[ASSIGNMENT A]
Summarize the excerpt on press reactions to Assange's asylum in two sentences.
[ASSIGNMENT B]
Answer these questions using the excerpt on press reactions to Assange's asylum:
(i) What was the Telegraph editorial titled?
(ii) Over what did Argentina fight a war with England in 1982?
(iii) What did Ecuador's leading dailies feel insulted by?
[ASSIGNMENT C]
Continue the excerpt on press reactions to Assange's asylum from its last sentence.

In a similar tone to that of the Times, the Telegraph blasted both Ecuador and Assange. In an editorial titled Ecuador’s foolish gesture, the paper said Britain “need take no lessons on human rights from Ecuador… Above all, we must not let Mr Assange force us into postures that ruin this country’s good name.”
Reactions in Ecuador and throughout Latin America seemed to be motivated as much by Assange’s unique asylum case, as by the sentiment that Ecuador had not relented to pressure from powerful Western countries. Ecuador’s Patiño tweeted Friday: “I loved this message from a young Bolivian woman: My heart is exploding with pride!! Long live free and sovereign South America!! Long live Ecuador!!”
In an almost celebratory note titled “The goal against England”, Argentinian daily Pagina 12 said Ecuador’s government had provided refuge to Assange “despite the imperial threat of the British lion.” Argentina, who fought a war with England in 1982 over the Falkland Islands, continues to have tense diplomatic relations with the European power.
"ASYLUM OR GOLDEN CAGE?"
Leading dailies in Ecuador were more guarded than Patiño or their British counterparts in offering their assessment of the controversial decision. Nevertheless, they felt insulted that London threatened to ignore international law by storming their embassy.

[DATA SECTION]
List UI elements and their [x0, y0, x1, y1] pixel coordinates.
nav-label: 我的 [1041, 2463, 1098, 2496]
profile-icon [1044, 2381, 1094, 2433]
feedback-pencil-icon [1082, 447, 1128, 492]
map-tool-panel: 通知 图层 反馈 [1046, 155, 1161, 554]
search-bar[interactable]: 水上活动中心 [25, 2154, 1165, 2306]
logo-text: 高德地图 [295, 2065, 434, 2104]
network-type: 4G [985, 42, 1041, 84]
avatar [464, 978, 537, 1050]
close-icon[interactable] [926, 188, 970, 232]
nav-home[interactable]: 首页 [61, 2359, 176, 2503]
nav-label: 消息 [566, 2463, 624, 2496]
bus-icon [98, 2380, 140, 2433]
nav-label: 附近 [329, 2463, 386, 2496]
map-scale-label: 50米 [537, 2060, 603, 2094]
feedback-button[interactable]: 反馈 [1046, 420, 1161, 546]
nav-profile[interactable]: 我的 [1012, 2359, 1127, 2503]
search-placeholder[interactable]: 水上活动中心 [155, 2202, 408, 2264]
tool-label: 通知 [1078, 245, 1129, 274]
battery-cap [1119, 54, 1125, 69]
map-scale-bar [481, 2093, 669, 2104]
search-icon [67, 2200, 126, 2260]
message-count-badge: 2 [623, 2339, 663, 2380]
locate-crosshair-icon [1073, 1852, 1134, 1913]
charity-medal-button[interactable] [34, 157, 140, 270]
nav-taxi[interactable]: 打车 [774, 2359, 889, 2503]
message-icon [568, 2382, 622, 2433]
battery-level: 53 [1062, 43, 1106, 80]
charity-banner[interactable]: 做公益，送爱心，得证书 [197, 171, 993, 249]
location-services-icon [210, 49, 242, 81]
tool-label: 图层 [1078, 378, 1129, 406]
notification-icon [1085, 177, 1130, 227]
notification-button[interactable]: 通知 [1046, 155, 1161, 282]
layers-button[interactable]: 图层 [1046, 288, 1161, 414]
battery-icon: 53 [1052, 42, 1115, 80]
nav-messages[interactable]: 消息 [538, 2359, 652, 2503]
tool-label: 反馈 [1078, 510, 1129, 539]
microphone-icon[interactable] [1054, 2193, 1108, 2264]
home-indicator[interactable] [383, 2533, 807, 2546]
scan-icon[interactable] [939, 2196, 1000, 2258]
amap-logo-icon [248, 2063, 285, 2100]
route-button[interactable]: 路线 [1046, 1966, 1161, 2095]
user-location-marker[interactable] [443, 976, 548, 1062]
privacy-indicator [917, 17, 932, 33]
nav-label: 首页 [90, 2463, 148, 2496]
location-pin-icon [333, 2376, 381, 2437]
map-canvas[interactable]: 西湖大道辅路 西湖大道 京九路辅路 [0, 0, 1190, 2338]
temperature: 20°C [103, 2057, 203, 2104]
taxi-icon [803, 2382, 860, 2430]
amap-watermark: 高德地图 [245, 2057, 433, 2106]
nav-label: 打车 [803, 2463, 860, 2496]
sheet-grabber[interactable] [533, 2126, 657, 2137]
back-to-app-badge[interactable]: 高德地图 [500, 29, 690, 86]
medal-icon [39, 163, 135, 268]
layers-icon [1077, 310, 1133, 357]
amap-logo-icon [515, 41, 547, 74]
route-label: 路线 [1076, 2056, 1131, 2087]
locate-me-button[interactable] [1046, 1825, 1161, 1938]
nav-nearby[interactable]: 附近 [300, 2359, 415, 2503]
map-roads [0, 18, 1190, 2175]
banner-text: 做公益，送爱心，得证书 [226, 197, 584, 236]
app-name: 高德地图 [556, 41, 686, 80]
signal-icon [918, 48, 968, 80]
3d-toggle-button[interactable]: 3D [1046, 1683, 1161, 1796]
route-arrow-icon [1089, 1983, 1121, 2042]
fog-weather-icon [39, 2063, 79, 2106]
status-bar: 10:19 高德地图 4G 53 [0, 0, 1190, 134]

[ANSWER A]
The Telegraph attacked both Ecuador and Assange, while reactions in Ecuador and across Latin America were driven as much by the asylum case as by the sense that Ecuador had not given in to powerful Western countries, and Argentina's Pagina 12 hailed the decision as "The goal against England." Ecuador's leading dailies were more guarded in their assessment but felt insulted that London threatened to ignore international law by storming their embassy.

[ANSWER B]
(i) Ecuador's foolish gesture
(ii) The Falkland Islands
(iii) London's threat to ignore international law by storming their embassy

[ANSWER C]
“London’s threat is unacceptable and as such unleashed reactions outside the British embassy in Quito,” the conservative daily El Comercio wrote, adding that Patiño’s statement was foreseeable, but remained a major event.”
The Ecuadorian daily said “Ecuador’s argument is based on the right to protect human rights and the life of Assange if he were to be extradited to the United States,” but in explicit criticism of Correa’s government, reminded readers that Correa blocked the asylum of a newspaper executive, Carlos Perez, who tried to flee from Ecuador to Panama earlier this year.
The left-leaning Ecuadorian Hoy newspaper also labelled Britain’s invasion threat “unacceptable”, saying it went against legal tradition and international treaties. It said some of the arguments used by Patiño to bestow amnesty on Assange were weak, but in the end gave the foreign minister the benefit of the doubt: “The institution of asylum is defined by the State that grants it.”
It added that Assange still needed to respond to questions over sex crimes allegedly committed in Sweden, but questioned Swedish authorities’ efforts to investigate the charges. “Ecuador is aware that Swedish prosecutors have displayed contradictory attitudes,” Hoy said in reference to invitations by both Britain and Ecuador for Swedish investigators to question Assange in London – invitations Sweden has declined.
‘A thorn in the side of the US’
Newspapers in Sweden also reacted to news of Assange’s asylum in Ecuador by hitting back at Quito. “Ecuador’s invoking freedom of expression in Assange’s defense rings false,” read the editorial in the Swedish daily Dagens Nyheter, arguing that the Correa administration had a poor record when it came to press freedom.
“Rafael Correa is one of Hugo Chávez' ideological soul mates. To [Correa] asylum to Assange is not about justice and freedom of speech, but about being a thorn in the side of the US,” the daily added.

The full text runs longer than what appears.